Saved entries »
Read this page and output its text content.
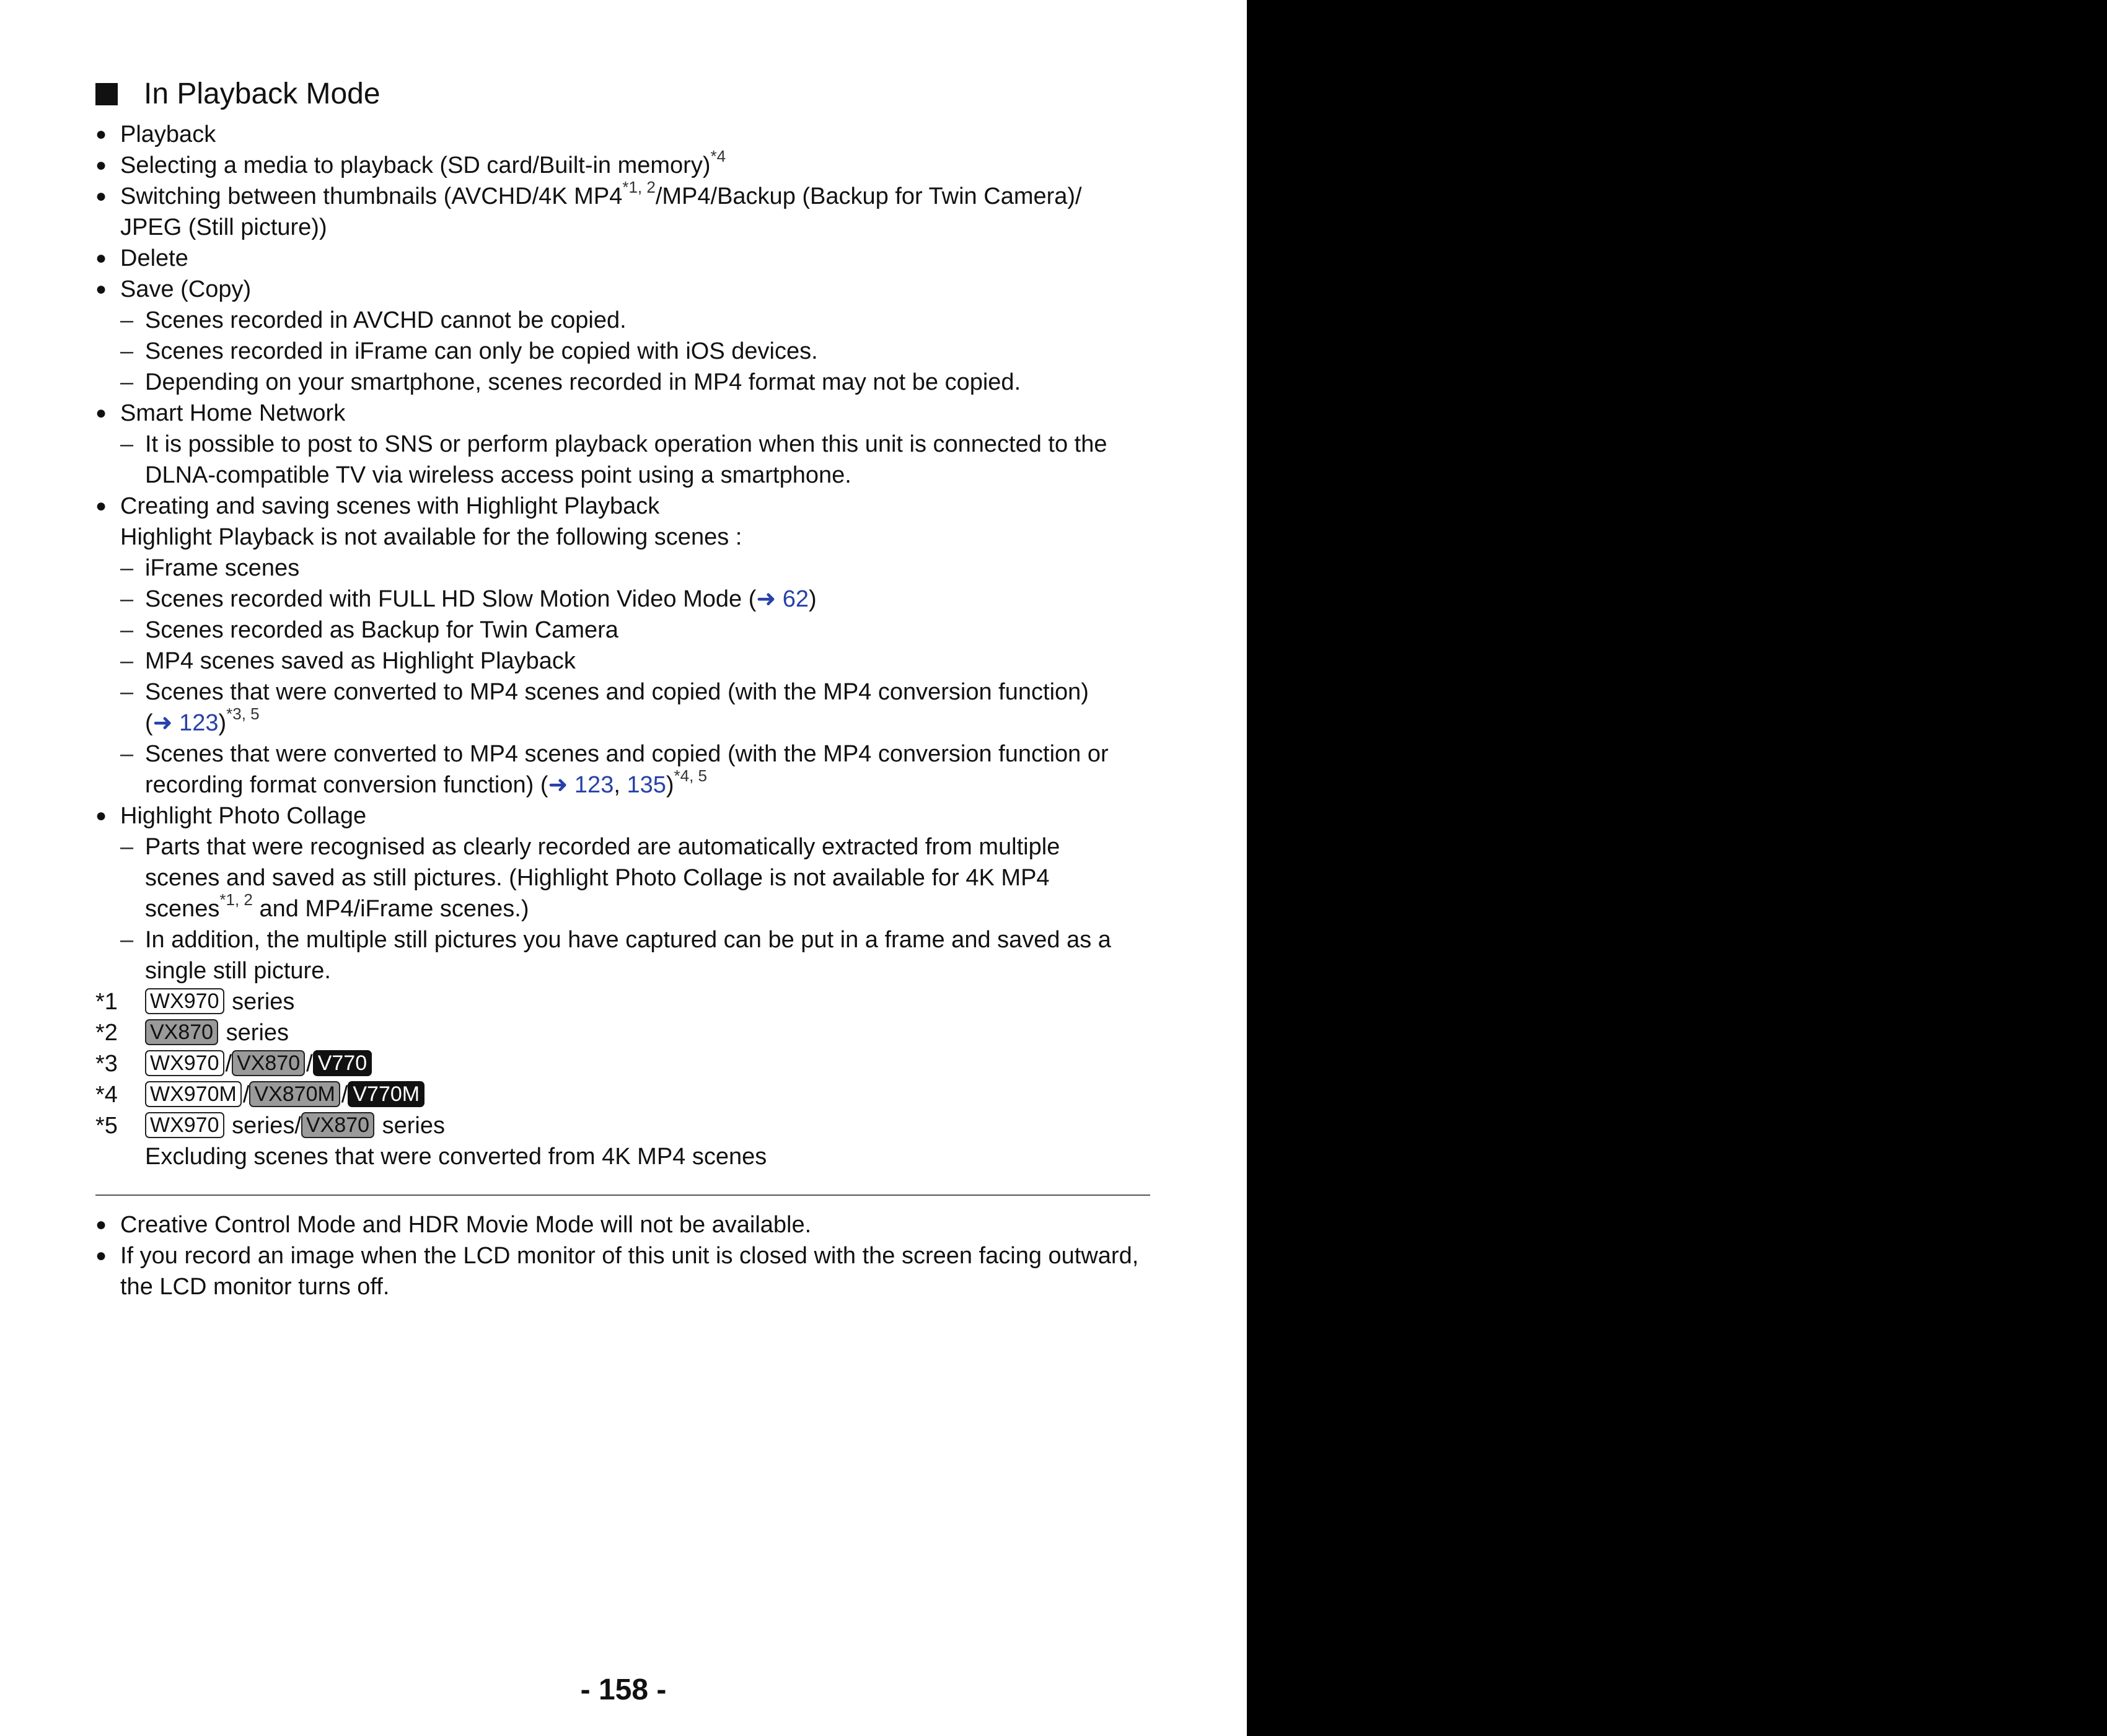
In Playback Mode
● Playback
● Selecting a media to playback (SD card/Built-in memory)$^{*4}$
● Switching between thumbnails (AVCHD/4K MP4$^{*1, 2}$/MP4/Backup (Backup for Twin Camera)/
JPEG (Still picture))
● Delete
● Save (Copy)
– Scenes recorded in AVCHD cannot be copied.
– Scenes recorded in iFrame can only be copied with iOS devices.
– Depending on your smartphone, scenes recorded in MP4 format may not be copied.
● Smart Home Network
– It is possible to post to SNS or perform playback operation when this unit is connected to the
DLNA-compatible TV via wireless access point using a smartphone.
● Creating and saving scenes with Highlight Playback
Highlight Playback is not available for the following scenes :
– iFrame scenes
– Scenes recorded with FULL HD Slow Motion Video Mode (➜ 62)
– Scenes recorded as Backup for Twin Camera
– MP4 scenes saved as Highlight Playback
– Scenes that were converted to MP4 scenes and copied (with the MP4 conversion function)
(➜ 123)$^{*3, 5}$
– Scenes that were converted to MP4 scenes and copied (with the MP4 conversion function or
recording format conversion function) (➜ 123, 135)$^{*4, 5}$
● Highlight Photo Collage
– Parts that were recognised as clearly recorded are automatically extracted from multiple
scenes and saved as still pictures. (Highlight Photo Collage is not available for 4K MP4
scenes$^{*1, 2}$ and MP4/iFrame scenes.)
– In addition, the multiple still pictures you have captured can be put in a frame and saved as a
single still picture.
*1	WX970 series
*2	VX870 series
*3	WX970 / VX870 / V770
*4	WX970M / VX870M / V770M
*5	WX970 series/ VX870 series
Excluding scenes that were converted from 4K MP4 scenes
● Creative Control Mode and HDR Movie Mode will not be available.
● If you record an image when the LCD monitor of this unit is closed with the screen facing outward,
the LCD monitor turns off.
- 158 -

Work instructions » Print all of the entries word for word. Skip any images they contain.

Expected answer »
Read this page and output its text content.
In Playback Mode
● Playback
● Selecting a media to playback (SD card/Built-in memory)$^{*4}$
● Switching between thumbnails (AVCHD/4K MP4$^{*1, 2}$/MP4/Backup (Backup for Twin Camera)/
JPEG (Still picture))
● Delete
● Save (Copy)
– Scenes recorded in AVCHD cannot be copied.
– Scenes recorded in iFrame can only be copied with iOS devices.
– Depending on your smartphone, scenes recorded in MP4 format may not be copied.
● Smart Home Network
– It is possible to post to SNS or perform playback operation when this unit is connected to the
DLNA-compatible TV via wireless access point using a smartphone.
● Creating and saving scenes with Highlight Playback
Highlight Playback is not available for the following scenes :
– iFrame scenes
– Scenes recorded with FULL HD Slow Motion Video Mode (➜ 62)
– Scenes recorded as Backup for Twin Camera
– MP4 scenes saved as Highlight Playback
– Scenes that were converted to MP4 scenes and copied (with the MP4 conversion function)
(➜ 123)$^{*3, 5}$
– Scenes that were converted to MP4 scenes and copied (with the MP4 conversion function or
recording format conversion function) (➜ 123, 135)$^{*4, 5}$
● Highlight Photo Collage
– Parts that were recognised as clearly recorded are automatically extracted from multiple
scenes and saved as still pictures. (Highlight Photo Collage is not available for 4K MP4
scenes$^{*1, 2}$ and MP4/iFrame scenes.)
– In addition, the multiple still pictures you have captured can be put in a frame and saved as a
single still picture.
*1	WX970 series
*2	VX870 series
*3	WX970 / VX870 / V770
*4	WX970M / VX870M / V770M
*5	WX970 series/ VX870 series
Excluding scenes that were converted from 4K MP4 scenes
● Creative Control Mode and HDR Movie Mode will not be available.
● If you record an image when the LCD monitor of this unit is closed with the screen facing outward,
the LCD monitor turns off.
- 158 -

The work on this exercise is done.